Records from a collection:
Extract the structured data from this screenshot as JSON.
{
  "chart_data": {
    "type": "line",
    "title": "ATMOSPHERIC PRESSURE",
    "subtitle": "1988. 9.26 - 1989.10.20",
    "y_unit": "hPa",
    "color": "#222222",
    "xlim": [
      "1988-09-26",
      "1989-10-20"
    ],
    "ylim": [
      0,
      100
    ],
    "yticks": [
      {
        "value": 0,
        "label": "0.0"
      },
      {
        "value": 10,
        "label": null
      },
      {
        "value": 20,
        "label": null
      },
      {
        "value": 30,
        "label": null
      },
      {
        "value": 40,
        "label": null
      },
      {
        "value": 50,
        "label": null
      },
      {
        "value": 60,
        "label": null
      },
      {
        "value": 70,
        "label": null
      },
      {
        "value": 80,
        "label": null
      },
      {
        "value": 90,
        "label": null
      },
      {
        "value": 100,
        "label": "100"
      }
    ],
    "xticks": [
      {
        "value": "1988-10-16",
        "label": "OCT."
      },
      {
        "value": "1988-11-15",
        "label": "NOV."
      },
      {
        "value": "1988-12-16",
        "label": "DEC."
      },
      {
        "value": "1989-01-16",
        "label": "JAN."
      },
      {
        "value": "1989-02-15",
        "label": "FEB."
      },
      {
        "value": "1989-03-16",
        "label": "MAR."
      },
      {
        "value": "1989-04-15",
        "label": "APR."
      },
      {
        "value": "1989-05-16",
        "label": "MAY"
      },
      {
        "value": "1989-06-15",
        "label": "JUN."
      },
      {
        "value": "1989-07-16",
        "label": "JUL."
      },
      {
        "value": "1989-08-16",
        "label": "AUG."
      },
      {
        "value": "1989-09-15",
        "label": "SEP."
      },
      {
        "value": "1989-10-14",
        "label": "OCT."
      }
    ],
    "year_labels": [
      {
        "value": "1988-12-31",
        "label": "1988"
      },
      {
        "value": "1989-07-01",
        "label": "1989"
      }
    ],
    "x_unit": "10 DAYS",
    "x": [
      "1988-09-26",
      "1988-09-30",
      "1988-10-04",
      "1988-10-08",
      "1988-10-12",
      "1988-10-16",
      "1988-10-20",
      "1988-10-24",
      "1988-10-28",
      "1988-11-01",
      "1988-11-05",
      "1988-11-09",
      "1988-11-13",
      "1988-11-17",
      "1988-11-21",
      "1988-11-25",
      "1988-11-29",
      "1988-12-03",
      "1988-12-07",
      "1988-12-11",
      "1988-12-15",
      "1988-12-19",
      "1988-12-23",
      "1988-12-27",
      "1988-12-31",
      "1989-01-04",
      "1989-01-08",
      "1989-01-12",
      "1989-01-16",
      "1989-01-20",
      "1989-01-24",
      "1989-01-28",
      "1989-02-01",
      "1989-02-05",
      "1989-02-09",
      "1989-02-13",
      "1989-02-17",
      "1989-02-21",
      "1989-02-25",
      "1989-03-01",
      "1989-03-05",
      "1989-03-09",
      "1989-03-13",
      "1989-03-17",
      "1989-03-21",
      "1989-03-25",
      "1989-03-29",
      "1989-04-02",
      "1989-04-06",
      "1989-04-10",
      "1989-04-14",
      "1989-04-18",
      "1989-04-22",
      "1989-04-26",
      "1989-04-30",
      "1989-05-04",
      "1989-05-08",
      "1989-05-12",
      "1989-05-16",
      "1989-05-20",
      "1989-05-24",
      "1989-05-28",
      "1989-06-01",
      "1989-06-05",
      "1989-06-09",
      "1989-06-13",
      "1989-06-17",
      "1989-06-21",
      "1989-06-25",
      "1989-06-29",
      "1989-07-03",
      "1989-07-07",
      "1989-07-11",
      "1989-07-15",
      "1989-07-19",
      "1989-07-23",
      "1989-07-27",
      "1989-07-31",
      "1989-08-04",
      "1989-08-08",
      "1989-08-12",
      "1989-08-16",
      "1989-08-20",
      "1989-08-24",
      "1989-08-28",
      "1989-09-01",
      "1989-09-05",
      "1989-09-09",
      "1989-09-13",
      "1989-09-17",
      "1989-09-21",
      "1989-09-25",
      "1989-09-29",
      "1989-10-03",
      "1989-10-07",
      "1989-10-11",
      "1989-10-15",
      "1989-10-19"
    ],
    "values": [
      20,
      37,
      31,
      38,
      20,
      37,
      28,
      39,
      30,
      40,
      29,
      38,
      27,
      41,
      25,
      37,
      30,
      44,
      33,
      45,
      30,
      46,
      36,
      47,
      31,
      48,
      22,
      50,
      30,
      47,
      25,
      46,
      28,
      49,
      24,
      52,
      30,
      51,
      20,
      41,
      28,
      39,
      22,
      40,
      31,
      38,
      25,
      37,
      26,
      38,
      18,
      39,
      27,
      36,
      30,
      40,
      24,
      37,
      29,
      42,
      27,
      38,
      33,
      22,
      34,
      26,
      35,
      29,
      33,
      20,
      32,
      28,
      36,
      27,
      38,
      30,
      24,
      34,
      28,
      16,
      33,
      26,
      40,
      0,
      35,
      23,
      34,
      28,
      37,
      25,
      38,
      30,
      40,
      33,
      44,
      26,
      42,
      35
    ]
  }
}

TASK GOAL:
Copy every line of the records word for word.

CORRECT OUTPUT:
Extract the structured data from this screenshot as JSON.
{
  "chart_data": {
    "type": "line",
    "title": "ATMOSPHERIC PRESSURE",
    "subtitle": "1988. 9.26 - 1989.10.20",
    "y_unit": "hPa",
    "color": "#222222",
    "xlim": [
      "1988-09-26",
      "1989-10-20"
    ],
    "ylim": [
      0,
      100
    ],
    "yticks": [
      {
        "value": 0,
        "label": "0.0"
      },
      {
        "value": 10,
        "label": null
      },
      {
        "value": 20,
        "label": null
      },
      {
        "value": 30,
        "label": null
      },
      {
        "value": 40,
        "label": null
      },
      {
        "value": 50,
        "label": null
      },
      {
        "value": 60,
        "label": null
      },
      {
        "value": 70,
        "label": null
      },
      {
        "value": 80,
        "label": null
      },
      {
        "value": 90,
        "label": null
      },
      {
        "value": 100,
        "label": "100"
      }
    ],
    "xticks": [
      {
        "value": "1988-10-16",
        "label": "OCT."
      },
      {
        "value": "1988-11-15",
        "label": "NOV."
      },
      {
        "value": "1988-12-16",
        "label": "DEC."
      },
      {
        "value": "1989-01-16",
        "label": "JAN."
      },
      {
        "value": "1989-02-15",
        "label": "FEB."
      },
      {
        "value": "1989-03-16",
        "label": "MAR."
      },
      {
        "value": "1989-04-15",
        "label": "APR."
      },
      {
        "value": "1989-05-16",
        "label": "MAY"
      },
      {
        "value": "1989-06-15",
        "label": "JUN."
      },
      {
        "value": "1989-07-16",
        "label": "JUL."
      },
      {
        "value": "1989-08-16",
        "label": "AUG."
      },
      {
        "value": "1989-09-15",
        "label": "SEP."
      },
      {
        "value": "1989-10-14",
        "label": "OCT."
      }
    ],
    "year_labels": [
      {
        "value": "1988-12-31",
        "label": "1988"
      },
      {
        "value": "1989-07-01",
        "label": "1989"
      }
    ],
    "x_unit": "10 DAYS",
    "x": [
      "1988-09-26",
      "1988-09-30",
      "1988-10-04",
      "1988-10-08",
      "1988-10-12",
      "1988-10-16",
      "1988-10-20",
      "1988-10-24",
      "1988-10-28",
      "1988-11-01",
      "1988-11-05",
      "1988-11-09",
      "1988-11-13",
      "1988-11-17",
      "1988-11-21",
      "1988-11-25",
      "1988-11-29",
      "1988-12-03",
      "1988-12-07",
      "1988-12-11",
      "1988-12-15",
      "1988-12-19",
      "1988-12-23",
      "1988-12-27",
      "1988-12-31",
      "1989-01-04",
      "1989-01-08",
      "1989-01-12",
      "1989-01-16",
      "1989-01-20",
      "1989-01-24",
      "1989-01-28",
      "1989-02-01",
      "1989-02-05",
      "1989-02-09",
      "1989-02-13",
      "1989-02-17",
      "1989-02-21",
      "1989-02-25",
      "1989-03-01",
      "1989-03-05",
      "1989-03-09",
      "1989-03-13",
      "1989-03-17",
      "1989-03-21",
      "1989-03-25",
      "1989-03-29",
      "1989-04-02",
      "1989-04-06",
      "1989-04-10",
      "1989-04-14",
      "1989-04-18",
      "1989-04-22",
      "1989-04-26",
      "1989-04-30",
      "1989-05-04",
      "1989-05-08",
      "1989-05-12",
      "1989-05-16",
      "1989-05-20",
      "1989-05-24",
      "1989-05-28",
      "1989-06-01",
      "1989-06-05",
      "1989-06-09",
      "1989-06-13",
      "1989-06-17",
      "1989-06-21",
      "1989-06-25",
      "1989-06-29",
      "1989-07-03",
      "1989-07-07",
      "1989-07-11",
      "1989-07-15",
      "1989-07-19",
      "1989-07-23",
      "1989-07-27",
      "1989-07-31",
      "1989-08-04",
      "1989-08-08",
      "1989-08-12",
      "1989-08-16",
      "1989-08-20",
      "1989-08-24",
      "1989-08-28",
      "1989-09-01",
      "1989-09-05",
      "1989-09-09",
      "1989-09-13",
      "1989-09-17",
      "1989-09-21",
      "1989-09-25",
      "1989-09-29",
      "1989-10-03",
      "1989-10-07",
      "1989-10-11",
      "1989-10-15",
      "1989-10-19"
    ],
    "values": [
      20,
      37,
      31,
      38,
      20,
      37,
      28,
      39,
      30,
      40,
      29,
      38,
      27,
      41,
      25,
      37,
      30,
      44,
      33,
      45,
      30,
      46,
      36,
      47,
      31,
      48,
      22,
      50,
      30,
      47,
      25,
      46,
      28,
      49,
      24,
      52,
      30,
      51,
      20,
      41,
      28,
      39,
      22,
      40,
      31,
      38,
      25,
      37,
      26,
      38,
      18,
      39,
      27,
      36,
      30,
      40,
      24,
      37,
      29,
      42,
      27,
      38,
      33,
      22,
      34,
      26,
      35,
      29,
      33,
      20,
      32,
      28,
      36,
      27,
      38,
      30,
      24,
      34,
      28,
      16,
      33,
      26,
      40,
      0,
      35,
      23,
      34,
      28,
      37,
      25,
      38,
      30,
      40,
      33,
      44,
      26,
      42,
      35
    ]
  }
}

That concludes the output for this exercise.